→ **WHAT YOU SHOULD DO**
Collect every line below that contains the word "title".

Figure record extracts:
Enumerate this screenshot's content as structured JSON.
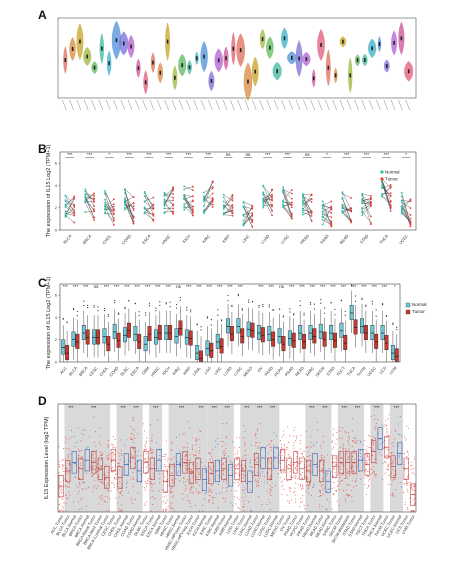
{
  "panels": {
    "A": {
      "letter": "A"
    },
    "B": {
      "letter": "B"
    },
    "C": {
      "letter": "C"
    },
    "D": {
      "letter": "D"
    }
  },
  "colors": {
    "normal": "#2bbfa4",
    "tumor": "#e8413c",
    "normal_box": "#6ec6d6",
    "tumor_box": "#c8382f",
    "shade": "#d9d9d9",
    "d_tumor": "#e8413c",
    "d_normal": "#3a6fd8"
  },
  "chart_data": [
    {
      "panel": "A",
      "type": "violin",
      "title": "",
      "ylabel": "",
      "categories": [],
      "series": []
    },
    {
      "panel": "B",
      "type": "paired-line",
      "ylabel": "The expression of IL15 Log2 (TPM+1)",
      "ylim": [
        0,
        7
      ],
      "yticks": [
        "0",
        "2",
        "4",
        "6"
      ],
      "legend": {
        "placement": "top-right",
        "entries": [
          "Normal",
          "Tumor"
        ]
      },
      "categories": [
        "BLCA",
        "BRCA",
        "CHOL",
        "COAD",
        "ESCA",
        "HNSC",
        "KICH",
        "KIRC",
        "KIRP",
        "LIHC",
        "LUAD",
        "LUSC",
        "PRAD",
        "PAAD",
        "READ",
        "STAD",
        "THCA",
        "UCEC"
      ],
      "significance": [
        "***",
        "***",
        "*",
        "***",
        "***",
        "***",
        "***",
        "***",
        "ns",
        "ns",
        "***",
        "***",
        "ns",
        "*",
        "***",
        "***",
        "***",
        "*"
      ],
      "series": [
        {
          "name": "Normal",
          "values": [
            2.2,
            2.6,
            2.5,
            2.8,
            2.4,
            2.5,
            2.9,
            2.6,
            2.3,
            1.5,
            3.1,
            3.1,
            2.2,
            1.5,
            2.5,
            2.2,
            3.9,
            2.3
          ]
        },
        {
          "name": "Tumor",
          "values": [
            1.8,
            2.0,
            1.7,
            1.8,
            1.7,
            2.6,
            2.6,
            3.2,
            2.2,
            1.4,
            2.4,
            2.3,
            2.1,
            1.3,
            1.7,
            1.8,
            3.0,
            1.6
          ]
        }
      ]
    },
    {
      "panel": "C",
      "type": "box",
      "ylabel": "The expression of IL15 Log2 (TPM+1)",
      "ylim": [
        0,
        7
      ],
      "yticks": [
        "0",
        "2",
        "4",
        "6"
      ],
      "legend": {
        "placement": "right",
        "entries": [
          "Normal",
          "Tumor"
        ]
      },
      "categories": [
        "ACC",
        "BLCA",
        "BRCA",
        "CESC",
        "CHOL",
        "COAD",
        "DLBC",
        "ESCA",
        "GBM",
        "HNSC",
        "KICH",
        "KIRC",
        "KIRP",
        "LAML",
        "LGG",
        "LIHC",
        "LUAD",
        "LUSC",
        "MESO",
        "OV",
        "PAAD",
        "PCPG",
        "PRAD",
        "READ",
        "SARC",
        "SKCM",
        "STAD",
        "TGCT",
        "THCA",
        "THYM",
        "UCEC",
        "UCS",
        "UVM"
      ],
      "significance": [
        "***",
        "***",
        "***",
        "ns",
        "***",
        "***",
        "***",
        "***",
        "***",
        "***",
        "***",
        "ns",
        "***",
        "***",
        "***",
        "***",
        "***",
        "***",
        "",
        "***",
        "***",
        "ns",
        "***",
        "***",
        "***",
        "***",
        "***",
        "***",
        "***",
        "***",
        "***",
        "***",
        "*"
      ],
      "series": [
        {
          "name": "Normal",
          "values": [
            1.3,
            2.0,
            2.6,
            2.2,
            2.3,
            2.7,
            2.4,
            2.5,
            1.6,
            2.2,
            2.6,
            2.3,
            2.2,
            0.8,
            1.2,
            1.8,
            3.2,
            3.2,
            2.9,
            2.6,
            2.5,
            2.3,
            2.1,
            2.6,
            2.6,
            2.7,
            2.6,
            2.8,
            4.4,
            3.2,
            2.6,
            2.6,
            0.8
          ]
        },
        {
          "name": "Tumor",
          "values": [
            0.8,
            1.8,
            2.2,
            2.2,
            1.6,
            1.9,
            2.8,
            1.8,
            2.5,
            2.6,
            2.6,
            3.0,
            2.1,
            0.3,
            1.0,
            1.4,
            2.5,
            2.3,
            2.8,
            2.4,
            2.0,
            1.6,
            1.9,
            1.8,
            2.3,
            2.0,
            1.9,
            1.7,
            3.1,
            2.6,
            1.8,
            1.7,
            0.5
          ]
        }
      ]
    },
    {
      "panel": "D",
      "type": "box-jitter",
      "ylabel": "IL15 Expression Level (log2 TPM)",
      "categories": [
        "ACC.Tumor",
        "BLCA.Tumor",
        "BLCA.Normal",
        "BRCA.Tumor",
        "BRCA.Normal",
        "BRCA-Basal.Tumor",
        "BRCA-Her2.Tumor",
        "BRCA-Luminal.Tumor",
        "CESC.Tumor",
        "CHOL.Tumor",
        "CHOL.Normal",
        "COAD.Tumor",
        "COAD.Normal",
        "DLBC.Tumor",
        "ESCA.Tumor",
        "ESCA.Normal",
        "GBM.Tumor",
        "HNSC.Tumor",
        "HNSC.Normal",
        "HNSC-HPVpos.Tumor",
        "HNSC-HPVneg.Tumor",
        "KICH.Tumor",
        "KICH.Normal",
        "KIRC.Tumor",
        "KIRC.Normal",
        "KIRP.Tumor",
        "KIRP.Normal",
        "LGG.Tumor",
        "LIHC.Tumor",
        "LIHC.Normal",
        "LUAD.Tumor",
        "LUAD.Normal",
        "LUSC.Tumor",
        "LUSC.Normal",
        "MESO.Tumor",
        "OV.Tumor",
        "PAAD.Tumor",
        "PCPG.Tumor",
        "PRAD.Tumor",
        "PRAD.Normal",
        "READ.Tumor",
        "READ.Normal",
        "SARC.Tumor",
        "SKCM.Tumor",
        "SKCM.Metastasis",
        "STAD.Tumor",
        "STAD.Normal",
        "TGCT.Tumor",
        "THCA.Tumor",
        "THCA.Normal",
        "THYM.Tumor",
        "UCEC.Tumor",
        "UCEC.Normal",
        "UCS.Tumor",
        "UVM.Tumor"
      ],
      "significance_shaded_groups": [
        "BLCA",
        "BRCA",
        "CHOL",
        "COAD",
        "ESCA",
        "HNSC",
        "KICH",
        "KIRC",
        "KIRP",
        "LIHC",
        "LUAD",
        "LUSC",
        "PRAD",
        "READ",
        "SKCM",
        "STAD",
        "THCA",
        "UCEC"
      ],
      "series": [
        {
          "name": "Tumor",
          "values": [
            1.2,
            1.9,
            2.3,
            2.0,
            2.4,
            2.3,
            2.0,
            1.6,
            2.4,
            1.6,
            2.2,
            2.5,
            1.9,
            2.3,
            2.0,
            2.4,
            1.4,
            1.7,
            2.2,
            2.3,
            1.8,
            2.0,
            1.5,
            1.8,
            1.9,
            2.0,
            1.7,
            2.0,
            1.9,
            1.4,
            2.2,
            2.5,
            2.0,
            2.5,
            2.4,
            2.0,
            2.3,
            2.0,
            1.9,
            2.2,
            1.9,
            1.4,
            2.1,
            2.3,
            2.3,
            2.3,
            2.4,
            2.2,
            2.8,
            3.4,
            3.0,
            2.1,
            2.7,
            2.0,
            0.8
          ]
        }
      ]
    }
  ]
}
...
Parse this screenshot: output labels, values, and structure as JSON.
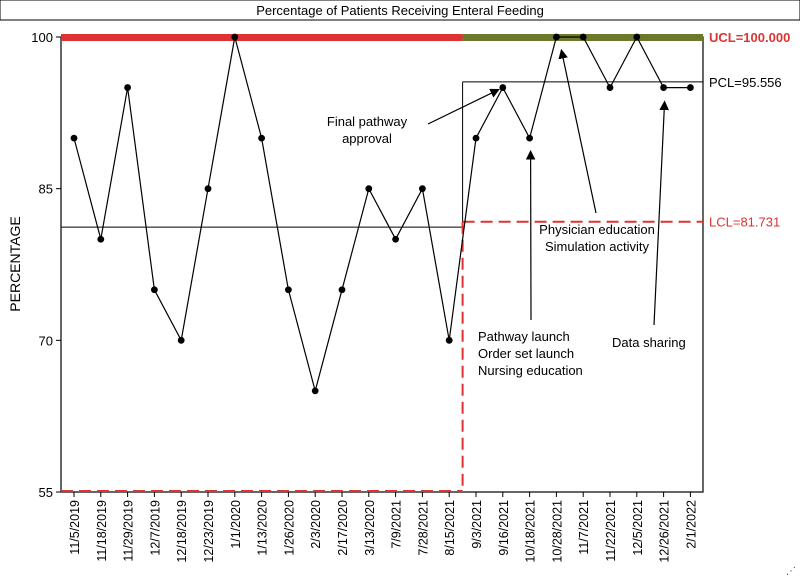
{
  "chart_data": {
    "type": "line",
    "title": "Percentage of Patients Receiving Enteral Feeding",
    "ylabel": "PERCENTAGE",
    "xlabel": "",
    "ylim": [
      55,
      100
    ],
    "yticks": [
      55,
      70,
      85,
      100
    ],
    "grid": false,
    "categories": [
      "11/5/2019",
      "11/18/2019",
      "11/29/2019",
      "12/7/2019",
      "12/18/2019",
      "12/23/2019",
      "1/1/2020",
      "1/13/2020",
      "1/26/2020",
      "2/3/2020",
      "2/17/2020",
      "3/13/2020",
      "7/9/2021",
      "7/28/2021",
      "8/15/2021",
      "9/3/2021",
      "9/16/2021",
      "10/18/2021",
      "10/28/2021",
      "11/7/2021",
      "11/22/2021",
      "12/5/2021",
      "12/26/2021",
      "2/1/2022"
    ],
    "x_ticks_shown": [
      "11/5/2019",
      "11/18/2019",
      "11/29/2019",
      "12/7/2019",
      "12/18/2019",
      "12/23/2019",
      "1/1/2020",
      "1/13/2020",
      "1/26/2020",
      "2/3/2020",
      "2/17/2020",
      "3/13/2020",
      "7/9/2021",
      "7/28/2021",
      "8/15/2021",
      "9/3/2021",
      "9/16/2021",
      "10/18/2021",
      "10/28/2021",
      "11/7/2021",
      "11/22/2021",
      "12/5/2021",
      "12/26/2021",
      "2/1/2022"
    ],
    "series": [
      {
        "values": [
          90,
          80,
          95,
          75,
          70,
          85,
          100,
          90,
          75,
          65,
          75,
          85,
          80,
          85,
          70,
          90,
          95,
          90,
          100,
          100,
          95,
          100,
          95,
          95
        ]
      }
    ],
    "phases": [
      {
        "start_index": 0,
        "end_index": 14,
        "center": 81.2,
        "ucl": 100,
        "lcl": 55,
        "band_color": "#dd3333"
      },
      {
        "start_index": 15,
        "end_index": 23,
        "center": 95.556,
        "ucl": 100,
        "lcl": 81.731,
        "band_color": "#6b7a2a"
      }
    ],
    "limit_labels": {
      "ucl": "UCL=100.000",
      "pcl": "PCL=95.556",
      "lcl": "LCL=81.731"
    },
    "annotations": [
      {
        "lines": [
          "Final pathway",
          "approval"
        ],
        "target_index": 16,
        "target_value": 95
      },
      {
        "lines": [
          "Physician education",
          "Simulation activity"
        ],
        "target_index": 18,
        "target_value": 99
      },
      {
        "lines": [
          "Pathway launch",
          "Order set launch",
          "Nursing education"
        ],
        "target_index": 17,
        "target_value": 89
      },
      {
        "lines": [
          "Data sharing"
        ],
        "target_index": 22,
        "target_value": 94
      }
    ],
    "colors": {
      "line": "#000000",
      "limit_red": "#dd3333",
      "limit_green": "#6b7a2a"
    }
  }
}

→ **RESPONSE FOR THIS EXERCISE**
      "title": "",
    "title": "Percentage of Patients Receiving Enteral Feeding",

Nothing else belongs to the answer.